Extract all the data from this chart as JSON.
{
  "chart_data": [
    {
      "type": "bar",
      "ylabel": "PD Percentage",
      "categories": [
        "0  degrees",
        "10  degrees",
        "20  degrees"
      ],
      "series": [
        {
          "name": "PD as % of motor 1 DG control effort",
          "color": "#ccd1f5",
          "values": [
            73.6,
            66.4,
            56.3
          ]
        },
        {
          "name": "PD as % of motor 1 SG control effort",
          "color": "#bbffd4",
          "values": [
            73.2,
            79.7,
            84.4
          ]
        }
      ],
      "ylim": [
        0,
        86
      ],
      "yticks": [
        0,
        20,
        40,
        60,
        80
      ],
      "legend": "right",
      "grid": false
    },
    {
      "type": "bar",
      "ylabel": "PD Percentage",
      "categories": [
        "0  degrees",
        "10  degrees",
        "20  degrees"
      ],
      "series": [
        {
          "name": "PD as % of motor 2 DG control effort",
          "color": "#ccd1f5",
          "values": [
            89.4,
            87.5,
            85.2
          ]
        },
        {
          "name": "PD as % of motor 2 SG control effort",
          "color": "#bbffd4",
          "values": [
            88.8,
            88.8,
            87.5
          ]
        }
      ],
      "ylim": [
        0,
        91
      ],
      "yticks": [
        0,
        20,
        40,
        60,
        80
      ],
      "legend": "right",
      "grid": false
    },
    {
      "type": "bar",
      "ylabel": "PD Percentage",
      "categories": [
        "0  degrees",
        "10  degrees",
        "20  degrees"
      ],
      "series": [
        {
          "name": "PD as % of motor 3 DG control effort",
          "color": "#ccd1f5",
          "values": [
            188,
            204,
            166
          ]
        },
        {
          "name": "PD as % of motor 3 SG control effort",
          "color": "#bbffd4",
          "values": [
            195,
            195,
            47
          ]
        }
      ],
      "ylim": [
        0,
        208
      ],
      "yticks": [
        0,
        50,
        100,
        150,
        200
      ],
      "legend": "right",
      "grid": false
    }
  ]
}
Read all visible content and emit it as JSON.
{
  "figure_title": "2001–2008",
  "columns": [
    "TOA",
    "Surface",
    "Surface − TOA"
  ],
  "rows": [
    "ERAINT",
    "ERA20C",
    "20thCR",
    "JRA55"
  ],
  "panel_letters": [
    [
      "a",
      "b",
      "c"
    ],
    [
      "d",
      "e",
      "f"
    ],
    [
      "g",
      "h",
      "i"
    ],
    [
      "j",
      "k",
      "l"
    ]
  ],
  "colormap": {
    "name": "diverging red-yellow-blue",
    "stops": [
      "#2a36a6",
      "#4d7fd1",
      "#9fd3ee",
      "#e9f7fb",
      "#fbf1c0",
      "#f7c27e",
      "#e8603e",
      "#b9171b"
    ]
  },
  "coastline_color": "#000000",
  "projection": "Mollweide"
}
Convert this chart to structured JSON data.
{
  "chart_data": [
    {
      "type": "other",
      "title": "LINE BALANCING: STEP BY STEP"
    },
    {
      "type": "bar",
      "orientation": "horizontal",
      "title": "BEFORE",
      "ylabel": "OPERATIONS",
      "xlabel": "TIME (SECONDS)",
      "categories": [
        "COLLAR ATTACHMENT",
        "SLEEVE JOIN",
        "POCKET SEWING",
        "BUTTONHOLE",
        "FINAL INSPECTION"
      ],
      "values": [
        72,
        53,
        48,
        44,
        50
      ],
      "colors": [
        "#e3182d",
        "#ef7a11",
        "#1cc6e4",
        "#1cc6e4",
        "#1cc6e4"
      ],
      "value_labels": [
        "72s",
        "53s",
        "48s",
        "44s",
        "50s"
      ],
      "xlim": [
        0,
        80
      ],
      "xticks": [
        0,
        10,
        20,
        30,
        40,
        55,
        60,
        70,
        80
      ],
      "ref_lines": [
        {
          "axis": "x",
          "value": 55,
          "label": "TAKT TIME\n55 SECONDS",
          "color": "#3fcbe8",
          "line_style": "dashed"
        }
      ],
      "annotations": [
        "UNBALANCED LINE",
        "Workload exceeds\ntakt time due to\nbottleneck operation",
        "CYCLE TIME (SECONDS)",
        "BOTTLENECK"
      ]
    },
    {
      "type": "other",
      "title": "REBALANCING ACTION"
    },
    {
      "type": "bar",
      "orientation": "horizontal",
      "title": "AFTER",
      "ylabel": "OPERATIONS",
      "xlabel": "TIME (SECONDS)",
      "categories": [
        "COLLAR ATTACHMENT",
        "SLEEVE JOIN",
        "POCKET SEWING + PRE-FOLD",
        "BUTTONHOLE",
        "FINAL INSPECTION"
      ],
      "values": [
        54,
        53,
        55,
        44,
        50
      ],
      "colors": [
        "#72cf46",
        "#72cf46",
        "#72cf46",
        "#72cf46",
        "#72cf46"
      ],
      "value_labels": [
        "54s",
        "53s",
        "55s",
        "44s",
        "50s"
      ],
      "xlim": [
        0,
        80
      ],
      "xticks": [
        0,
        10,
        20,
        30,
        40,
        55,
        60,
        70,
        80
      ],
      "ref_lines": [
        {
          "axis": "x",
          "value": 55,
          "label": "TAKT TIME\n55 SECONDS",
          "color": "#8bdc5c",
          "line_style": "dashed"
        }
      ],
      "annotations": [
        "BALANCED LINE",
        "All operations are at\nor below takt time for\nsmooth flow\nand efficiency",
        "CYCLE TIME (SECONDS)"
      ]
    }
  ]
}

What to produce:
Can you give every line above again, exactly as written?

Task response:
Extract all the data from this chart as JSON.
{
  "chart_data": [
    {
      "type": "bar",
      "ylabel": "PD Percentage",
      "categories": [
        "0  degrees",
        "10  degrees",
        "20  degrees"
      ],
      "series": [
        {
          "name": "PD as % of motor 1 DG control effort",
          "color": "#ccd1f5",
          "values": [
            73.6,
            66.4,
            56.3
          ]
        },
        {
          "name": "PD as % of motor 1 SG control effort",
          "color": "#bbffd4",
          "values": [
            73.2,
            79.7,
            84.4
          ]
        }
      ],
      "ylim": [
        0,
        86
      ],
      "yticks": [
        0,
        20,
        40,
        60,
        80
      ],
      "legend": "right",
      "grid": false
    },
    {
      "type": "bar",
      "ylabel": "PD Percentage",
      "categories": [
        "0  degrees",
        "10  degrees",
        "20  degrees"
      ],
      "series": [
        {
          "name": "PD as % of motor 2 DG control effort",
          "color": "#ccd1f5",
          "values": [
            89.4,
            87.5,
            85.2
          ]
        },
        {
          "name": "PD as % of motor 2 SG control effort",
          "color": "#bbffd4",
          "values": [
            88.8,
            88.8,
            87.5
          ]
        }
      ],
      "ylim": [
        0,
        91
      ],
      "yticks": [
        0,
        20,
        40,
        60,
        80
      ],
      "legend": "right",
      "grid": false
    },
    {
      "type": "bar",
      "ylabel": "PD Percentage",
      "categories": [
        "0  degrees",
        "10  degrees",
        "20  degrees"
      ],
      "series": [
        {
          "name": "PD as % of motor 3 DG control effort",
          "color": "#ccd1f5",
          "values": [
            188,
            204,
            166
          ]
        },
        {
          "name": "PD as % of motor 3 SG control effort",
          "color": "#bbffd4",
          "values": [
            195,
            195,
            47
          ]
        }
      ],
      "ylim": [
        0,
        208
      ],
      "yticks": [
        0,
        50,
        100,
        150,
        200
      ],
      "legend": "right",
      "grid": false
    }
  ]
}
Read all visible content and emit it as JSON.
{
  "figure_title": "2001–2008",
  "columns": [
    "TOA",
    "Surface",
    "Surface − TOA"
  ],
  "rows": [
    "ERAINT",
    "ERA20C",
    "20thCR",
    "JRA55"
  ],
  "panel_letters": [
    [
      "a",
      "b",
      "c"
    ],
    [
      "d",
      "e",
      "f"
    ],
    [
      "g",
      "h",
      "i"
    ],
    [
      "j",
      "k",
      "l"
    ]
  ],
  "colormap": {
    "name": "diverging red-yellow-blue",
    "stops": [
      "#2a36a6",
      "#4d7fd1",
      "#9fd3ee",
      "#e9f7fb",
      "#fbf1c0",
      "#f7c27e",
      "#e8603e",
      "#b9171b"
    ]
  },
  "coastline_color": "#000000",
  "projection": "Mollweide"
}
Convert this chart to structured JSON data.
{
  "chart_data": [
    {
      "type": "other",
      "title": "LINE BALANCING: STEP BY STEP"
    },
    {
      "type": "bar",
      "orientation": "horizontal",
      "title": "BEFORE",
      "ylabel": "OPERATIONS",
      "xlabel": "TIME (SECONDS)",
      "categories": [
        "COLLAR ATTACHMENT",
        "SLEEVE JOIN",
        "POCKET SEWING",
        "BUTTONHOLE",
        "FINAL INSPECTION"
      ],
      "values": [
        72,
        53,
        48,
        44,
        50
      ],
      "colors": [
        "#e3182d",
        "#ef7a11",
        "#1cc6e4",
        "#1cc6e4",
        "#1cc6e4"
      ],
      "value_labels": [
        "72s",
        "53s",
        "48s",
        "44s",
        "50s"
      ],
      "xlim": [
        0,
        80
      ],
      "xticks": [
        0,
        10,
        20,
        30,
        40,
        55,
        60,
        70,
        80
      ],
      "ref_lines": [
        {
          "axis": "x",
          "value": 55,
          "label": "TAKT TIME\n55 SECONDS",
          "color": "#3fcbe8",
          "line_style": "dashed"
        }
      ],
      "annotations": [
        "UNBALANCED LINE",
        "Workload exceeds\ntakt time due to\nbottleneck operation",
        "CYCLE TIME (SECONDS)",
        "BOTTLENECK"
      ]
    },
    {
      "type": "other",
      "title": "REBALANCING ACTION"
    },
    {
      "type": "bar",
      "orientation": "horizontal",
      "title": "AFTER",
      "ylabel": "OPERATIONS",
      "xlabel": "TIME (SECONDS)",
      "categories": [
        "COLLAR ATTACHMENT",
        "SLEEVE JOIN",
        "POCKET SEWING + PRE-FOLD",
        "BUTTONHOLE",
        "FINAL INSPECTION"
      ],
      "values": [
        54,
        53,
        55,
        44,
        50
      ],
      "colors": [
        "#72cf46",
        "#72cf46",
        "#72cf46",
        "#72cf46",
        "#72cf46"
      ],
      "value_labels": [
        "54s",
        "53s",
        "55s",
        "44s",
        "50s"
      ],
      "xlim": [
        0,
        80
      ],
      "xticks": [
        0,
        10,
        20,
        30,
        40,
        55,
        60,
        70,
        80
      ],
      "ref_lines": [
        {
          "axis": "x",
          "value": 55,
          "label": "TAKT TIME\n55 SECONDS",
          "color": "#8bdc5c",
          "line_style": "dashed"
        }
      ],
      "annotations": [
        "BALANCED LINE",
        "All operations are at\nor below takt time for\nsmooth flow\nand efficiency",
        "CYCLE TIME (SECONDS)"
      ]
    }
  ]
}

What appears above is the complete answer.